**Extract to read:**
__________________________________________________
I measured the flow rate while pumping to a static head height of 6 foot (see ladder photo).

The flow rate was 0.42 gallons per minute. (1/2 gallon in 70 seconds).

The pump was supplied (measured values) with 12.4VDC @ 310 mA giving 3.84 Watts.

How much of the 3.84 Electrical Watts was Work, and how much was Heat?

What I am going after how much heat is being generated by the pump. This is a concern because it is being used in a electronic cooling project where the pump will be submersed in the water.

I ran the pump in ambient air at 20° C, after one hour the case temperature was 25.2° C.

I had found a formula for calculating work using static head and flow rate. Was not sure 6 foot was the static head. Found an online calculator with a formula for Water Horsepower QxH/3960. Using a static head of 6 foot and 0.42 gallons/minute the formula result was 0.47 watts. I have no way of verifying this is correct. The other formulas required the watts which is the unverified parameter.

The water was pumped through a 7 foot length of 3/8" ID tubing.

Questions:

Is 0.47 Watts correct for the Water Horsepower?
Is the heat 3.84 - 0.47 = 3.37W ?

By logic the heat cannot be 3.37W if the pump temperature only increases by 5°. Working with the LEDs the total Wattage consumed by a single LED is typically 2-3 Watts which much is used in generating the radiant flux so the heat is 1-2 Watts and the LED gets much much hotter than this pump.


enter image description here


WHY?

I was asked why. I am developing water cooled horticulture LED grow lighting. I am going to have a "water tower". It will be a closed system, there will be a water reservoir and a water tank. Both are made out of 4" PVC pipes. There is a 2" PVC pipe "riser" between the reservoir and tank. There will be water pumps in the reservoir pumping water from the reservoir into the tank. Their tubing will be routed through the 2" pipe riser. The 2" pipe will also double as an overflow. If for any reason the flow out of the tank is impeded, any excess water will just end back in the reservoir via the overflow pipe.
__________________________________________________
**Material provided:**

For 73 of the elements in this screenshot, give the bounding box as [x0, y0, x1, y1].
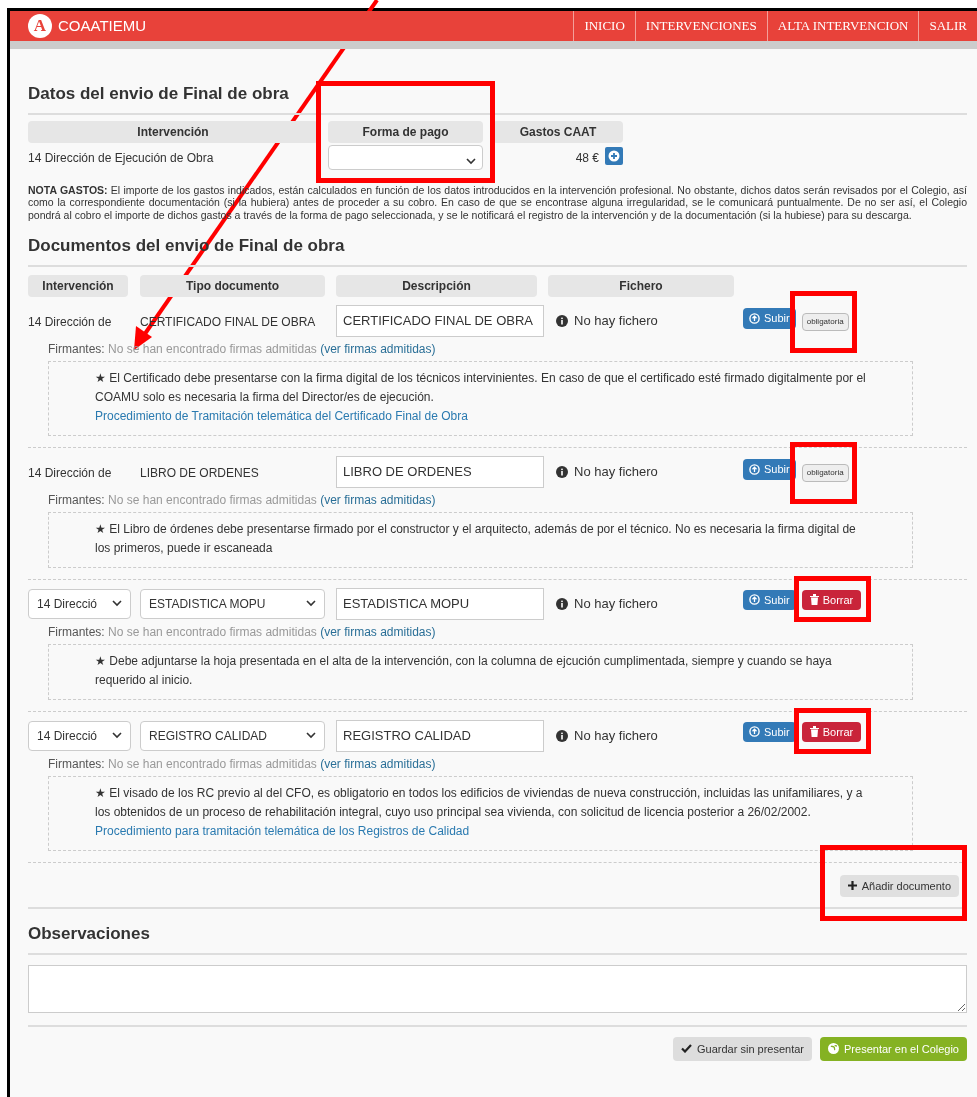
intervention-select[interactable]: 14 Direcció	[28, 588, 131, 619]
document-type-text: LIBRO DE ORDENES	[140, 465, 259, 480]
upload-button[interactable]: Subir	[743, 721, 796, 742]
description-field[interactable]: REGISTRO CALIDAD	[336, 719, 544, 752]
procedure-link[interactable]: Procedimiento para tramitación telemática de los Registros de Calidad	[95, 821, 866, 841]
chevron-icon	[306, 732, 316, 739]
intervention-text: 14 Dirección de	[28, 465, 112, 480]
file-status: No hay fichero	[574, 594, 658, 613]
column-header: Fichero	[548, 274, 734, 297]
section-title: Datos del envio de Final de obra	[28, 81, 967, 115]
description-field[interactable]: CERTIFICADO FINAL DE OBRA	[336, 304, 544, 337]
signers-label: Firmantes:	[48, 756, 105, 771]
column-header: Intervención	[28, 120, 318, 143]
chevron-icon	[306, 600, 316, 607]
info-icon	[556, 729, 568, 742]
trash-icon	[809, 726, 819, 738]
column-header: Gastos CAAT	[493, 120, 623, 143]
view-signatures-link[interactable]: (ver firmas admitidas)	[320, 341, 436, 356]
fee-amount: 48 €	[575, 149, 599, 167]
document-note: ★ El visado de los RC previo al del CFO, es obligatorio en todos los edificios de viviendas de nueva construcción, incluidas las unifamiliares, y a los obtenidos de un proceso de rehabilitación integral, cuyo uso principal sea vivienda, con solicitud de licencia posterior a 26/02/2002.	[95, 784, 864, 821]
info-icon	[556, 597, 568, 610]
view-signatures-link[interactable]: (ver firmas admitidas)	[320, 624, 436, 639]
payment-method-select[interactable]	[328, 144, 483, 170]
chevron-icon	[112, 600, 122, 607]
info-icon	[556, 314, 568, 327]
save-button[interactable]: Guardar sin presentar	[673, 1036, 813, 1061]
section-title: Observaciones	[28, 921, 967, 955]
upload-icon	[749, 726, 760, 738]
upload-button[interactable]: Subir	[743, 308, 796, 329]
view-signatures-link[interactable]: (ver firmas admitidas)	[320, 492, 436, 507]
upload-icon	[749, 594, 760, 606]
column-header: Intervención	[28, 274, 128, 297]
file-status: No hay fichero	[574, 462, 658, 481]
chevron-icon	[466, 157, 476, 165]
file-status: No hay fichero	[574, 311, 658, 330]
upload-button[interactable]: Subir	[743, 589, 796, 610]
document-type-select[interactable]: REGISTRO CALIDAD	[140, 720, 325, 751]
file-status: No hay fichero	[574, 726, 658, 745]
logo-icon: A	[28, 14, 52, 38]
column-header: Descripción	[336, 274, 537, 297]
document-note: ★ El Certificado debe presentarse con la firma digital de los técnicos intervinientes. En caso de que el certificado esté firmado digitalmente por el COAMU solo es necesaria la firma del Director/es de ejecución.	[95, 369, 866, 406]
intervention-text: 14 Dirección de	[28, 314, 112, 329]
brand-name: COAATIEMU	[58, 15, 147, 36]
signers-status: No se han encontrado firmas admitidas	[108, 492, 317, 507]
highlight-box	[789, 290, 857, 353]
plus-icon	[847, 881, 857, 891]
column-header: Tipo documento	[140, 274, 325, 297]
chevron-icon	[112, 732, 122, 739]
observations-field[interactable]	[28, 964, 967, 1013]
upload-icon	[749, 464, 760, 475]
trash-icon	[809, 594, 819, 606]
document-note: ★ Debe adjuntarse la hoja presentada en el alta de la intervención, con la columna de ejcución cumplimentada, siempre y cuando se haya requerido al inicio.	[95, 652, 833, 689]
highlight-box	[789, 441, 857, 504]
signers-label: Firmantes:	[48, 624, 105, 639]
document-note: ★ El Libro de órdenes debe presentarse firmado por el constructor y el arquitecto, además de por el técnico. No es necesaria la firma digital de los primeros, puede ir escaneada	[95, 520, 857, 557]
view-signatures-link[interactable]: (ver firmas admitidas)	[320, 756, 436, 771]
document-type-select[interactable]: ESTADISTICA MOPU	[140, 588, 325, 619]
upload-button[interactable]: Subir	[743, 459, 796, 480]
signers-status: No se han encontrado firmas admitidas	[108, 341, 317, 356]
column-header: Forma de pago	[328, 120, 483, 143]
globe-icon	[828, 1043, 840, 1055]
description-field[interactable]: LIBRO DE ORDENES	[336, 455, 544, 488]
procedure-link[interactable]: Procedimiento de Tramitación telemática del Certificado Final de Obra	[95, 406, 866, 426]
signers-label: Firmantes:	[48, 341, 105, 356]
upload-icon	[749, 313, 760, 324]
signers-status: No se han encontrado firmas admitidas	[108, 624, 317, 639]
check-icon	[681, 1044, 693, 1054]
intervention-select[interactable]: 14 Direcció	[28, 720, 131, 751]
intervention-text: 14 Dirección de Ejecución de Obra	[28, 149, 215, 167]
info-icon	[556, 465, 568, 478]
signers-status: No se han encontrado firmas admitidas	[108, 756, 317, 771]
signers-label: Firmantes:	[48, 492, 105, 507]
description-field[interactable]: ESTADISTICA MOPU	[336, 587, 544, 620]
__________________________________________________
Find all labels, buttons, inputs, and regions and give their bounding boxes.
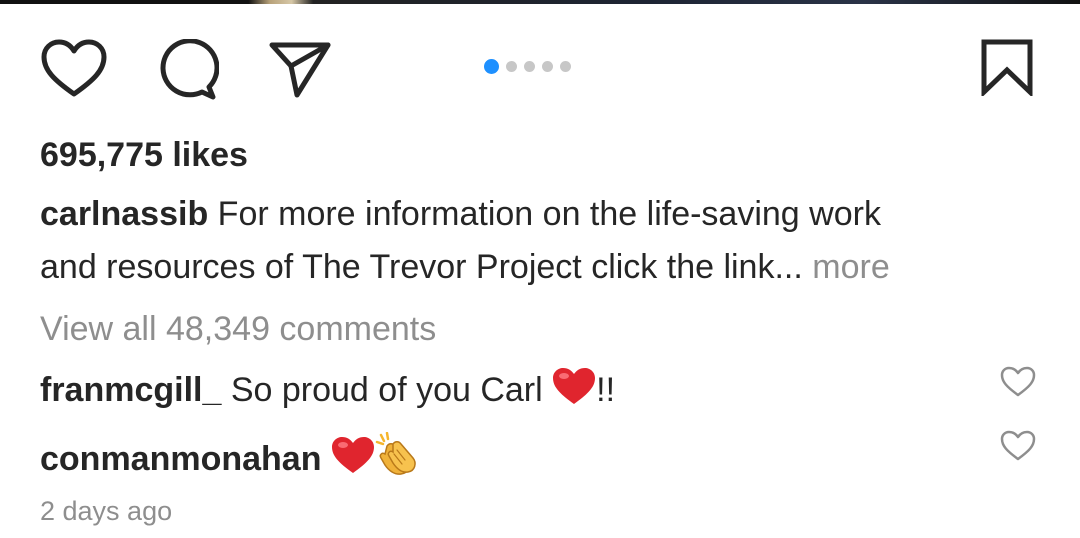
__________________________________________________
**Requirements:**
A – Answer these about the post on the pump:
(i) What voltage and current were supplied to the pump?
(ii) What was the case temperature after the pump ran for one hour in 20° C air?
(iii) How long was the tubing the water was pumped through, and what was its inside diameter?
B – Copy out the pump post from "The flow rate was" up to and including "much was Heat?", swapping "flow rate" for "delivery rate".

**Answers to the tasks:**
A –
(i) 12.4VDC at 310 mA.
(ii) 25.2° C.
(iii) 7 foot long, with a 3/8" inside diameter.

B –
The delivery rate was 0.42 gallons per minute. (1/2 gallon in 70 seconds).

The pump was supplied (measured values) with 12.4VDC @ 310 mA giving 3.84 Watts.

How much of the 3.84 Electrical Watts was Work, and how much was Heat?